● Directions: Every record must be written out once more, with nothing added or omitted.

### Data supplied ###

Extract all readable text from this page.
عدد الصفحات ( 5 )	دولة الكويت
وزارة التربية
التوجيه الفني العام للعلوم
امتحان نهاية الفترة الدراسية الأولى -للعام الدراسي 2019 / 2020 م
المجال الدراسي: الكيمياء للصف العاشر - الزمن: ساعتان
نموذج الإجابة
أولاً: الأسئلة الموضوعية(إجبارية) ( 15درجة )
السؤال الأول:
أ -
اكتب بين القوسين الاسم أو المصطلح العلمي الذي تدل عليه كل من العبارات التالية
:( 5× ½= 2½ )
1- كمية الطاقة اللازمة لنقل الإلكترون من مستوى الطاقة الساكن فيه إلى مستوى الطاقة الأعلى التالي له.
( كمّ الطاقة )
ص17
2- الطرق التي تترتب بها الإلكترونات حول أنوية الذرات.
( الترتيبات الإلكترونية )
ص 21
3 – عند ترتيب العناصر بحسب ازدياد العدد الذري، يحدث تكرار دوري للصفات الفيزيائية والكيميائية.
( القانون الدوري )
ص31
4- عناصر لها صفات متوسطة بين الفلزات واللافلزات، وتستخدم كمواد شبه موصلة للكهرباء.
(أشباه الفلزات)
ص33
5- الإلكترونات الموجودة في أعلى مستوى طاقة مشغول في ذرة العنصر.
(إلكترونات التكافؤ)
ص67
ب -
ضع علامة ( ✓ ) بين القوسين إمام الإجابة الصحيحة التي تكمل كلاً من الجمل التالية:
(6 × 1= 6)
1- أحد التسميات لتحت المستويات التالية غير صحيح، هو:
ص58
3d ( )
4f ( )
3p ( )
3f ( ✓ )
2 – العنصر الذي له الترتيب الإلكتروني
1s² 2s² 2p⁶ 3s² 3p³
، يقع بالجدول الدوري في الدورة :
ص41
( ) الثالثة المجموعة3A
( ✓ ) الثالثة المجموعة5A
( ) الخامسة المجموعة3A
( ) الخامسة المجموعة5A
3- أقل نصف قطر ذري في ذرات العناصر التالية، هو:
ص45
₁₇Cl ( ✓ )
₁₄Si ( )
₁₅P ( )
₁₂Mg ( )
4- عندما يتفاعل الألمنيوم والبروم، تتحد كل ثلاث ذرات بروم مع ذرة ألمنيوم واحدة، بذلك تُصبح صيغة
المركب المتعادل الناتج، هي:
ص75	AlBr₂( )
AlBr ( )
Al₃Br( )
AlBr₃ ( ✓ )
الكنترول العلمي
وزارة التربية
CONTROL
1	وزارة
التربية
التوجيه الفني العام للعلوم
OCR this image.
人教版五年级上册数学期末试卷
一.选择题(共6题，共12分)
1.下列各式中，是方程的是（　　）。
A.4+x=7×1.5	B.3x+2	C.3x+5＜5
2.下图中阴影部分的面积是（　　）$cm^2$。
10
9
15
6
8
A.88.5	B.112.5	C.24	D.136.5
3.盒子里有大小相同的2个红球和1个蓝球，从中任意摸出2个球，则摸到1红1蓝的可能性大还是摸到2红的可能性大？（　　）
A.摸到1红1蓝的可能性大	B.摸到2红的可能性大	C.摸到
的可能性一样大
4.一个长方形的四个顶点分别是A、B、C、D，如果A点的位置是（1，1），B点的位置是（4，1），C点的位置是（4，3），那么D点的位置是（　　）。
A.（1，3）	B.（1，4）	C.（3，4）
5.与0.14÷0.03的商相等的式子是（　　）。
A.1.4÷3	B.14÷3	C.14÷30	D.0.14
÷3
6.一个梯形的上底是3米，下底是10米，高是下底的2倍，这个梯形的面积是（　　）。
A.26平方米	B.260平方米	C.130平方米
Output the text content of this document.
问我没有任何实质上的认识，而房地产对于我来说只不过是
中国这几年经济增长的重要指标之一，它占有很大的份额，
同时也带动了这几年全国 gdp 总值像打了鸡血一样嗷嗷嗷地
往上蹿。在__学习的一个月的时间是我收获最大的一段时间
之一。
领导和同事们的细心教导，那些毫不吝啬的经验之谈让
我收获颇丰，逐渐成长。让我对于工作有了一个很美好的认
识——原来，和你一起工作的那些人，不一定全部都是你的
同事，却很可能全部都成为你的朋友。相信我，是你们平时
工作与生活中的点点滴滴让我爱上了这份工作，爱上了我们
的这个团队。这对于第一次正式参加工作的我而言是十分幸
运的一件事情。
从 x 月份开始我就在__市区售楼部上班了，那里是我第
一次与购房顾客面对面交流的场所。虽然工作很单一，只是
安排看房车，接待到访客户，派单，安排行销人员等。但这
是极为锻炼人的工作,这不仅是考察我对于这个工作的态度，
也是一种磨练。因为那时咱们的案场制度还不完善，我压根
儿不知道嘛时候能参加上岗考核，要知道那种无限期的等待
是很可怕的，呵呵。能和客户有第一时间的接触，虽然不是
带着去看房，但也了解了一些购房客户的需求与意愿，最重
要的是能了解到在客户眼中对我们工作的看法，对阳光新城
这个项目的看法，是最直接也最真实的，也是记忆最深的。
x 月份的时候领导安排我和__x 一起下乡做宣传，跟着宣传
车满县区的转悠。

###

● Output for this exercise:
Extract all readable text from this page.
عدد الصفحات ( 5 )	دولة الكويت
وزارة التربية
التوجيه الفني العام للعلوم
امتحان نهاية الفترة الدراسية الأولى -للعام الدراسي 2019 / 2020 م
المجال الدراسي: الكيمياء للصف العاشر - الزمن: ساعتان
نموذج الإجابة
أولاً: الأسئلة الموضوعية(إجبارية) ( 15درجة )
السؤال الأول:
أ -
اكتب بين القوسين الاسم أو المصطلح العلمي الذي تدل عليه كل من العبارات التالية
:( 5× ½= 2½ )
1- كمية الطاقة اللازمة لنقل الإلكترون من مستوى الطاقة الساكن فيه إلى مستوى الطاقة الأعلى التالي له.
( كمّ الطاقة )
ص17
2- الطرق التي تترتب بها الإلكترونات حول أنوية الذرات.
( الترتيبات الإلكترونية )
ص 21
3 – عند ترتيب العناصر بحسب ازدياد العدد الذري، يحدث تكرار دوري للصفات الفيزيائية والكيميائية.
( القانون الدوري )
ص31
4- عناصر لها صفات متوسطة بين الفلزات واللافلزات، وتستخدم كمواد شبه موصلة للكهرباء.
(أشباه الفلزات)
ص33
5- الإلكترونات الموجودة في أعلى مستوى طاقة مشغول في ذرة العنصر.
(إلكترونات التكافؤ)
ص67
ب -
ضع علامة ( ✓ ) بين القوسين إمام الإجابة الصحيحة التي تكمل كلاً من الجمل التالية:
(6 × 1= 6)
1- أحد التسميات لتحت المستويات التالية غير صحيح، هو:
ص58
3d ( )
4f ( )
3p ( )
3f ( ✓ )
2 – العنصر الذي له الترتيب الإلكتروني
1s² 2s² 2p⁶ 3s² 3p³
، يقع بالجدول الدوري في الدورة :
ص41
( ) الثالثة المجموعة3A
( ✓ ) الثالثة المجموعة5A
( ) الخامسة المجموعة3A
( ) الخامسة المجموعة5A
3- أقل نصف قطر ذري في ذرات العناصر التالية، هو:
ص45
₁₇Cl ( ✓ )
₁₄Si ( )
₁₅P ( )
₁₂Mg ( )
4- عندما يتفاعل الألمنيوم والبروم، تتحد كل ثلاث ذرات بروم مع ذرة ألمنيوم واحدة، بذلك تُصبح صيغة
المركب المتعادل الناتج، هي:
ص75	AlBr₂( )
AlBr ( )
Al₃Br( )
AlBr₃ ( ✓ )
الكنترول العلمي
وزارة التربية
CONTROL
1	وزارة
التربية
التوجيه الفني العام للعلوم
OCR this image.
人教版五年级上册数学期末试卷
一.选择题(共6题，共12分)
1.下列各式中，是方程的是（　　）。
A.4+x=7×1.5	B.3x+2	C.3x+5＜5
2.下图中阴影部分的面积是（　　）$cm^2$。
10
9
15
6
8
A.88.5	B.112.5	C.24	D.136.5
3.盒子里有大小相同的2个红球和1个蓝球，从中任意摸出2个球，则摸到1红1蓝的可能性大还是摸到2红的可能性大？（　　）
A.摸到1红1蓝的可能性大	B.摸到2红的可能性大	C.摸到
的可能性一样大
4.一个长方形的四个顶点分别是A、B、C、D，如果A点的位置是（1，1），B点的位置是（4，1），C点的位置是（4，3），那么D点的位置是（　　）。
A.（1，3）	B.（1，4）	C.（3，4）
5.与0.14÷0.03的商相等的式子是（　　）。
A.1.4÷3	B.14÷3	C.14÷30	D.0.14
÷3
6.一个梯形的上底是3米，下底是10米，高是下底的2倍，这个梯形的面积是（　　）。
A.26平方米	B.260平方米	C.130平方米
Output the text content of this document.
问我没有任何实质上的认识，而房地产对于我来说只不过是
中国这几年经济增长的重要指标之一，它占有很大的份额，
同时也带动了这几年全国 gdp 总值像打了鸡血一样嗷嗷嗷地
往上蹿。在__学习的一个月的时间是我收获最大的一段时间
之一。
领导和同事们的细心教导，那些毫不吝啬的经验之谈让
我收获颇丰，逐渐成长。让我对于工作有了一个很美好的认
识——原来，和你一起工作的那些人，不一定全部都是你的
同事，却很可能全部都成为你的朋友。相信我，是你们平时
工作与生活中的点点滴滴让我爱上了这份工作，爱上了我们
的这个团队。这对于第一次正式参加工作的我而言是十分幸
运的一件事情。
从 x 月份开始我就在__市区售楼部上班了，那里是我第
一次与购房顾客面对面交流的场所。虽然工作很单一，只是
安排看房车，接待到访客户，派单，安排行销人员等。但这
是极为锻炼人的工作,这不仅是考察我对于这个工作的态度，
也是一种磨练。因为那时咱们的案场制度还不完善，我压根
儿不知道嘛时候能参加上岗考核，要知道那种无限期的等待
是很可怕的，呵呵。能和客户有第一时间的接触，虽然不是
带着去看房，但也了解了一些购房客户的需求与意愿，最重
要的是能了解到在客户眼中对我们工作的看法，对阳光新城
这个项目的看法，是最直接也最真实的，也是记忆最深的。
x 月份的时候领导安排我和__x 一起下乡做宣传，跟着宣传
车满县区的转悠。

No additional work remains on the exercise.